What to work on: Drop the pictures from the entries below, then reproduce the rest exactly.

◇ ◇ ◇ ◇ ◇ ◇ ◇

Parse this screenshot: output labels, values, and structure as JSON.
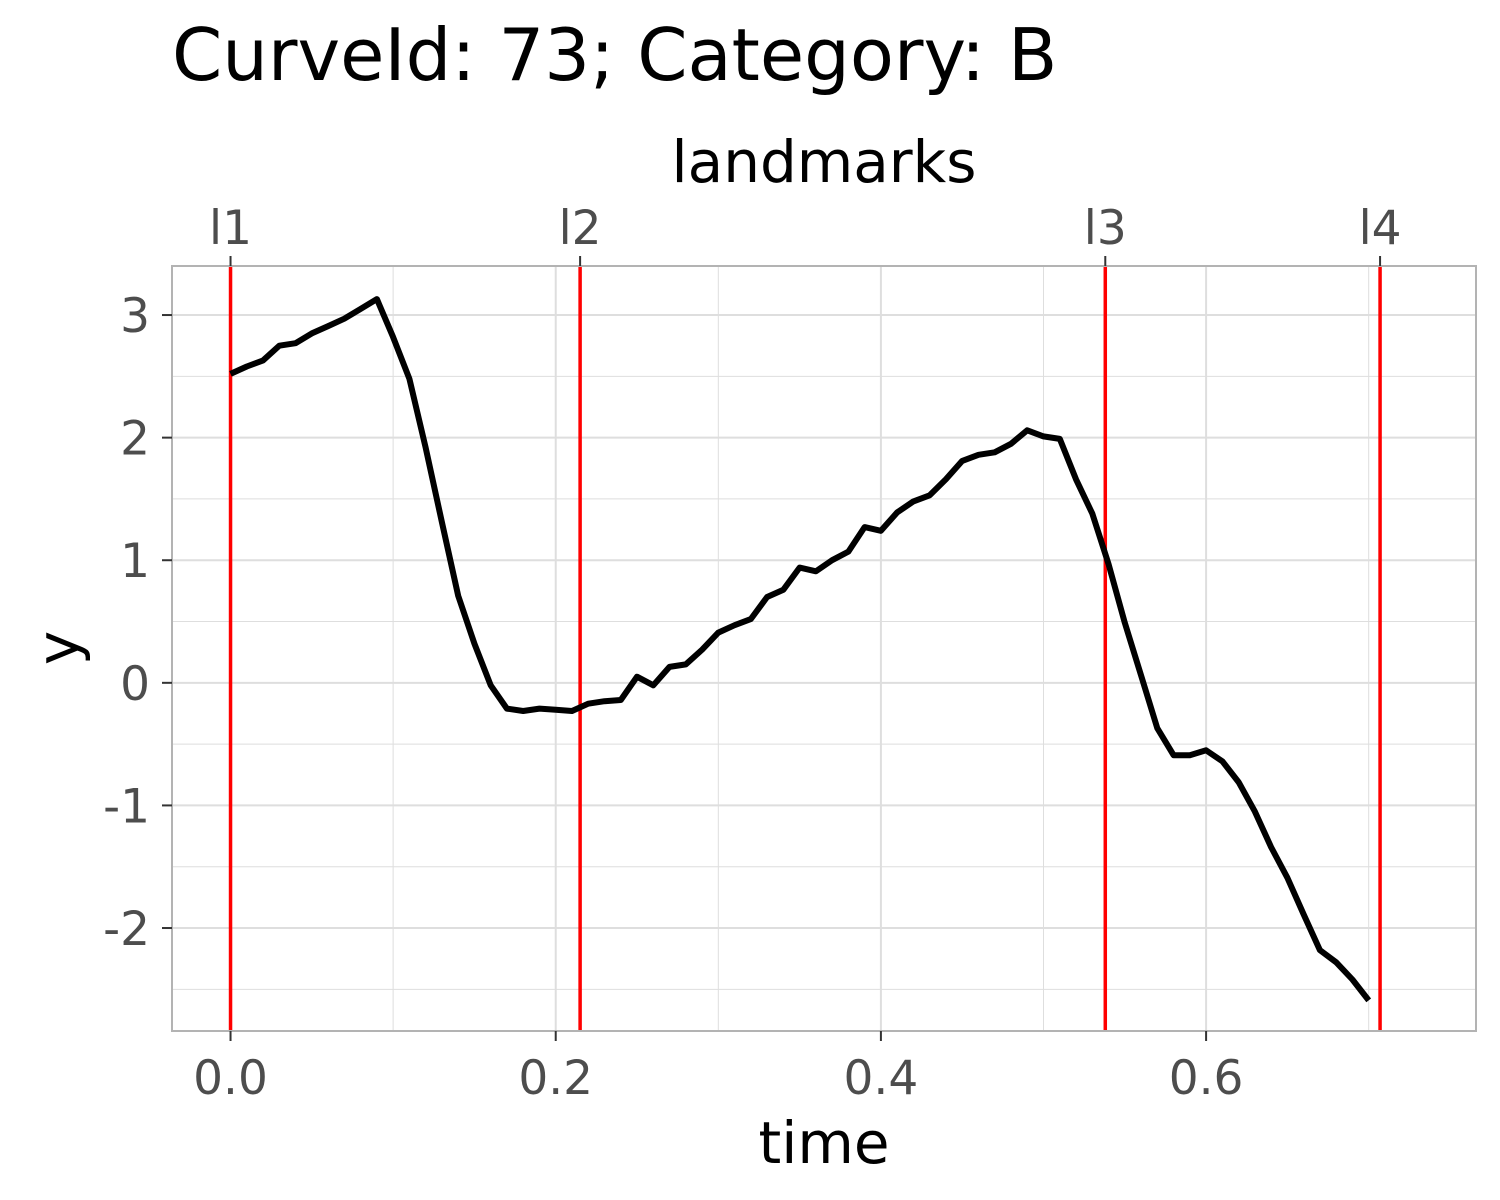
{
  "chart_data": {
    "type": "line",
    "title": "CurveId: 73; Category: B",
    "xlabel": "time",
    "ylabel": "y",
    "top_axis_label": "landmarks",
    "xlim": [
      -0.036,
      0.766
    ],
    "ylim": [
      -2.84,
      3.4
    ],
    "x_ticks": [
      0.0,
      0.2,
      0.4,
      0.6
    ],
    "x_tick_labels": [
      "0.0",
      "0.2",
      "0.4",
      "0.6"
    ],
    "y_ticks": [
      3,
      2,
      1,
      0,
      -1,
      -2
    ],
    "y_tick_labels": [
      "3",
      "2",
      "1",
      "0",
      "-1",
      "-2"
    ],
    "grid": true,
    "landmarks": [
      {
        "label": "l1",
        "x": 0.0
      },
      {
        "label": "l2",
        "x": 0.215
      },
      {
        "label": "l3",
        "x": 0.538
      },
      {
        "label": "l4",
        "x": 0.707
      }
    ],
    "colors": {
      "curve": "#000000",
      "landmark": "#ff0000",
      "grid": "#dedede",
      "frame": "#b3b3b3"
    },
    "series": [
      {
        "x": [
          0.0,
          0.01,
          0.02,
          0.03,
          0.04,
          0.05,
          0.06,
          0.07,
          0.08,
          0.09,
          0.1,
          0.11,
          0.12,
          0.13,
          0.14,
          0.15,
          0.16,
          0.17,
          0.18,
          0.19,
          0.2,
          0.21,
          0.22,
          0.23,
          0.24,
          0.25,
          0.26,
          0.27,
          0.28,
          0.29,
          0.3,
          0.31,
          0.32,
          0.33,
          0.34,
          0.35,
          0.36,
          0.37,
          0.38,
          0.39,
          0.4,
          0.41,
          0.42,
          0.43,
          0.44,
          0.45,
          0.46,
          0.47,
          0.48,
          0.49,
          0.5,
          0.51,
          0.52,
          0.53,
          0.54,
          0.55,
          0.56,
          0.57,
          0.58,
          0.59,
          0.6,
          0.61,
          0.62,
          0.63,
          0.64,
          0.65,
          0.66,
          0.67,
          0.68,
          0.69,
          0.7
        ],
        "y": [
          2.52,
          2.58,
          2.63,
          2.75,
          2.77,
          2.85,
          2.91,
          2.97,
          3.05,
          3.13,
          2.82,
          2.48,
          1.92,
          1.31,
          0.71,
          0.32,
          -0.02,
          -0.21,
          -0.23,
          -0.21,
          -0.22,
          -0.23,
          -0.17,
          -0.15,
          -0.14,
          0.05,
          -0.02,
          0.13,
          0.15,
          0.27,
          0.41,
          0.47,
          0.52,
          0.7,
          0.76,
          0.94,
          0.91,
          1.0,
          1.07,
          1.27,
          1.24,
          1.39,
          1.48,
          1.53,
          1.66,
          1.81,
          1.86,
          1.88,
          1.95,
          2.06,
          2.01,
          1.99,
          1.66,
          1.38,
          0.97,
          0.49,
          0.06,
          -0.37,
          -0.59,
          -0.59,
          -0.55,
          -0.64,
          -0.81,
          -1.05,
          -1.34,
          -1.59,
          -1.89,
          -2.18,
          -2.28,
          -2.42,
          -2.59
        ]
      }
    ]
  }
}
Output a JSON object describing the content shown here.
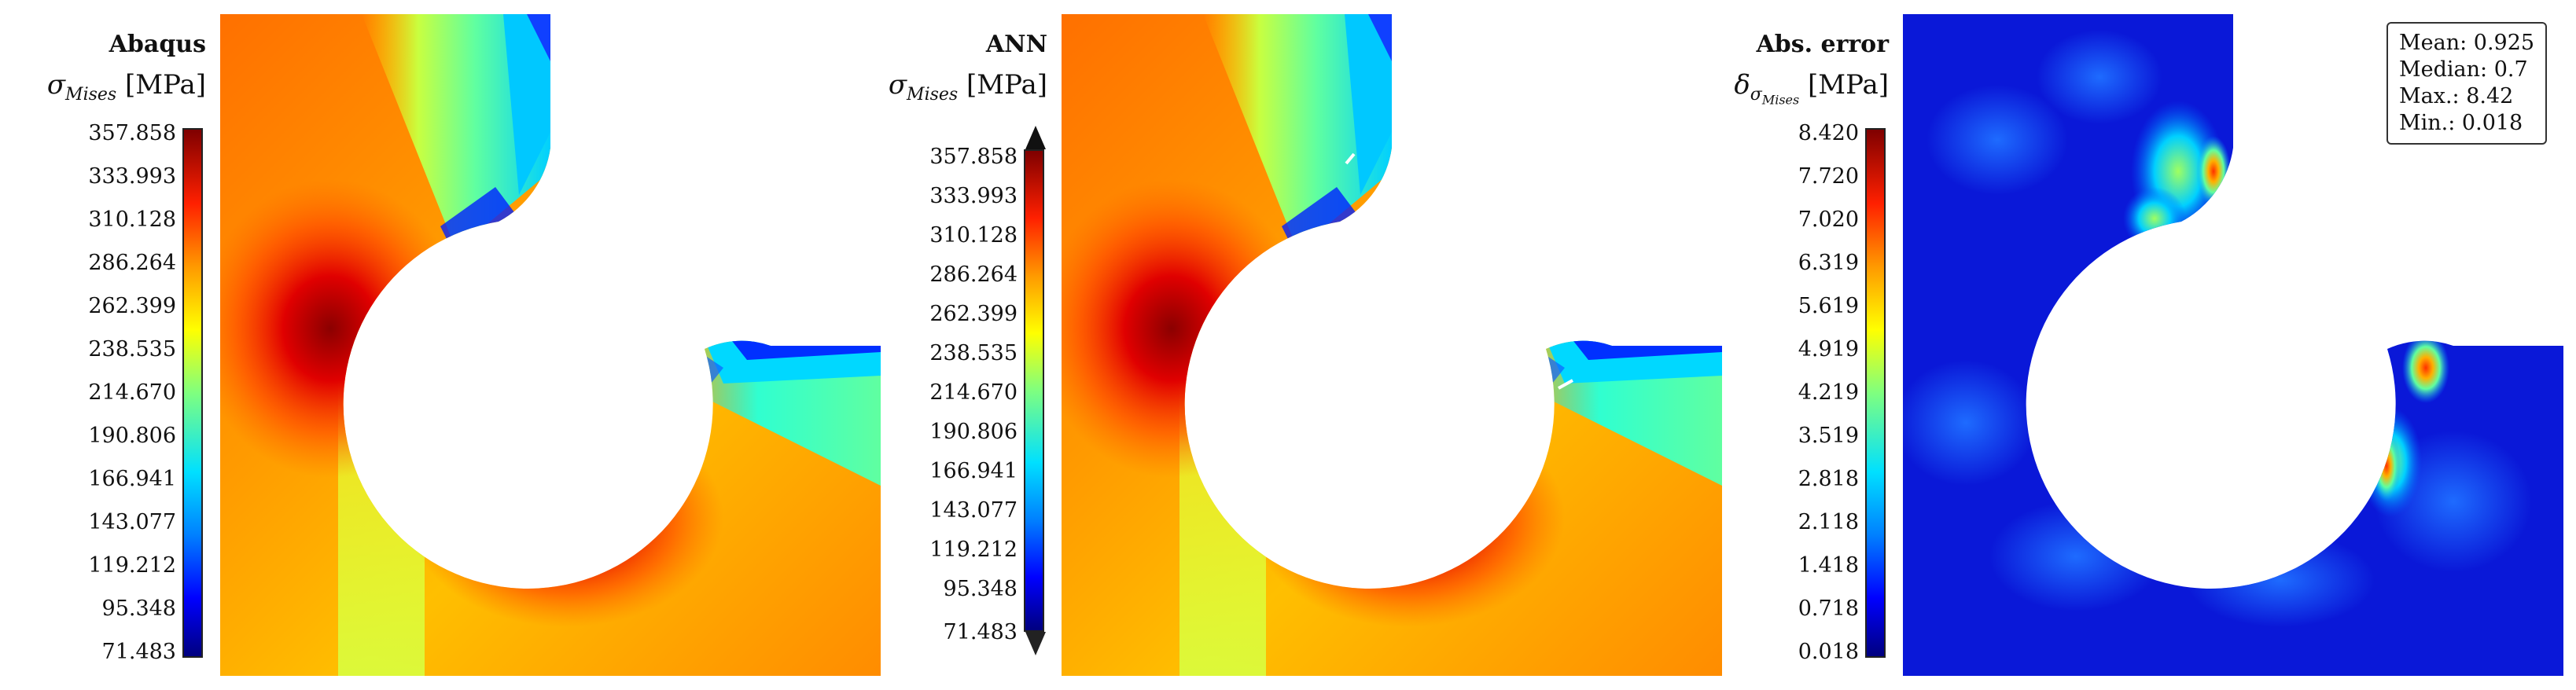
{
  "panels": [
    {
      "id": "abaqus",
      "title": "Abaqus",
      "quantity_symbol": "σ",
      "quantity_subscript": "Mises",
      "unit": "[MPa]",
      "colorbar_ticks": [
        "357.858",
        "333.993",
        "310.128",
        "286.264",
        "262.399",
        "238.535",
        "214.670",
        "190.806",
        "166.941",
        "143.077",
        "119.212",
        "95.348",
        "71.483"
      ]
    },
    {
      "id": "ann",
      "title": "ANN",
      "quantity_symbol": "σ",
      "quantity_subscript": "Mises",
      "unit": "[MPa]",
      "colorbar_ticks": [
        "357.858",
        "333.993",
        "310.128",
        "286.264",
        "262.399",
        "238.535",
        "214.670",
        "190.806",
        "166.941",
        "143.077",
        "119.212",
        "95.348",
        "71.483"
      ]
    },
    {
      "id": "abs_error",
      "title": "Abs. error",
      "quantity_symbol": "δ",
      "quantity_subscript": "σ",
      "quantity_subsubscript": "Mises",
      "unit": "[MPa]",
      "colorbar_ticks": [
        "8.420",
        "7.720",
        "7.020",
        "6.319",
        "5.619",
        "4.919",
        "4.219",
        "3.519",
        "2.818",
        "2.118",
        "1.418",
        "0.718",
        "0.018"
      ]
    }
  ],
  "stats": {
    "mean": "Mean: 0.925",
    "median": "Median: 0.7",
    "max": "Max.: 8.42",
    "min": "Min.: 0.018"
  },
  "colors": {
    "colormap": "jet",
    "low": "#00007f",
    "high": "#7f0000"
  }
}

◇ ◇ ◇ ◇ ◇ ◇ ◇

Expected answer:
Parse this screenshot: output labels, values, and structure as JSON.
{
  "chart_data": {
    "type": "line",
    "title": "CurveId: 73; Category: B",
    "xlabel": "time",
    "ylabel": "y",
    "top_axis_label": "landmarks",
    "xlim": [
      -0.036,
      0.766
    ],
    "ylim": [
      -2.84,
      3.4
    ],
    "x_ticks": [
      0.0,
      0.2,
      0.4,
      0.6
    ],
    "x_tick_labels": [
      "0.0",
      "0.2",
      "0.4",
      "0.6"
    ],
    "y_ticks": [
      3,
      2,
      1,
      0,
      -1,
      -2
    ],
    "y_tick_labels": [
      "3",
      "2",
      "1",
      "0",
      "-1",
      "-2"
    ],
    "grid": true,
    "landmarks": [
      {
        "label": "l1",
        "x": 0.0
      },
      {
        "label": "l2",
        "x": 0.215
      },
      {
        "label": "l3",
        "x": 0.538
      },
      {
        "label": "l4",
        "x": 0.707
      }
    ],
    "colors": {
      "curve": "#000000",
      "landmark": "#ff0000",
      "grid": "#dedede",
      "frame": "#b3b3b3"
    },
    "series": [
      {
        "x": [
          0.0,
          0.01,
          0.02,
          0.03,
          0.04,
          0.05,
          0.06,
          0.07,
          0.08,
          0.09,
          0.1,
          0.11,
          0.12,
          0.13,
          0.14,
          0.15,
          0.16,
          0.17,
          0.18,
          0.19,
          0.2,
          0.21,
          0.22,
          0.23,
          0.24,
          0.25,
          0.26,
          0.27,
          0.28,
          0.29,
          0.3,
          0.31,
          0.32,
          0.33,
          0.34,
          0.35,
          0.36,
          0.37,
          0.38,
          0.39,
          0.4,
          0.41,
          0.42,
          0.43,
          0.44,
          0.45,
          0.46,
          0.47,
          0.48,
          0.49,
          0.5,
          0.51,
          0.52,
          0.53,
          0.54,
          0.55,
          0.56,
          0.57,
          0.58,
          0.59,
          0.6,
          0.61,
          0.62,
          0.63,
          0.64,
          0.65,
          0.66,
          0.67,
          0.68,
          0.69,
          0.7
        ],
        "y": [
          2.52,
          2.58,
          2.63,
          2.75,
          2.77,
          2.85,
          2.91,
          2.97,
          3.05,
          3.13,
          2.82,
          2.48,
          1.92,
          1.31,
          0.71,
          0.32,
          -0.02,
          -0.21,
          -0.23,
          -0.21,
          -0.22,
          -0.23,
          -0.17,
          -0.15,
          -0.14,
          0.05,
          -0.02,
          0.13,
          0.15,
          0.27,
          0.41,
          0.47,
          0.52,
          0.7,
          0.76,
          0.94,
          0.91,
          1.0,
          1.07,
          1.27,
          1.24,
          1.39,
          1.48,
          1.53,
          1.66,
          1.81,
          1.86,
          1.88,
          1.95,
          2.06,
          2.01,
          1.99,
          1.66,
          1.38,
          0.97,
          0.49,
          0.06,
          -0.37,
          -0.59,
          -0.59,
          -0.55,
          -0.64,
          -0.81,
          -1.05,
          -1.34,
          -1.59,
          -1.89,
          -2.18,
          -2.28,
          -2.42,
          -2.59
        ]
      }
    ]
  }
}
Output a JSON object describing the content shown here.
{
  "panels": [
    {
      "id": "abaqus",
      "title": "Abaqus",
      "quantity_symbol": "σ",
      "quantity_subscript": "Mises",
      "unit": "[MPa]",
      "colorbar_ticks": [
        "357.858",
        "333.993",
        "310.128",
        "286.264",
        "262.399",
        "238.535",
        "214.670",
        "190.806",
        "166.941",
        "143.077",
        "119.212",
        "95.348",
        "71.483"
      ]
    },
    {
      "id": "ann",
      "title": "ANN",
      "quantity_symbol": "σ",
      "quantity_subscript": "Mises",
      "unit": "[MPa]",
      "colorbar_ticks": [
        "357.858",
        "333.993",
        "310.128",
        "286.264",
        "262.399",
        "238.535",
        "214.670",
        "190.806",
        "166.941",
        "143.077",
        "119.212",
        "95.348",
        "71.483"
      ]
    },
    {
      "id": "abs_error",
      "title": "Abs. error",
      "quantity_symbol": "δ",
      "quantity_subscript": "σ",
      "quantity_subsubscript": "Mises",
      "unit": "[MPa]",
      "colorbar_ticks": [
        "8.420",
        "7.720",
        "7.020",
        "6.319",
        "5.619",
        "4.919",
        "4.219",
        "3.519",
        "2.818",
        "2.118",
        "1.418",
        "0.718",
        "0.018"
      ]
    }
  ],
  "stats": {
    "mean": "Mean: 0.925",
    "median": "Median: 0.7",
    "max": "Max.: 8.42",
    "min": "Min.: 0.018"
  },
  "colors": {
    "colormap": "jet",
    "low": "#00007f",
    "high": "#7f0000"
  }
}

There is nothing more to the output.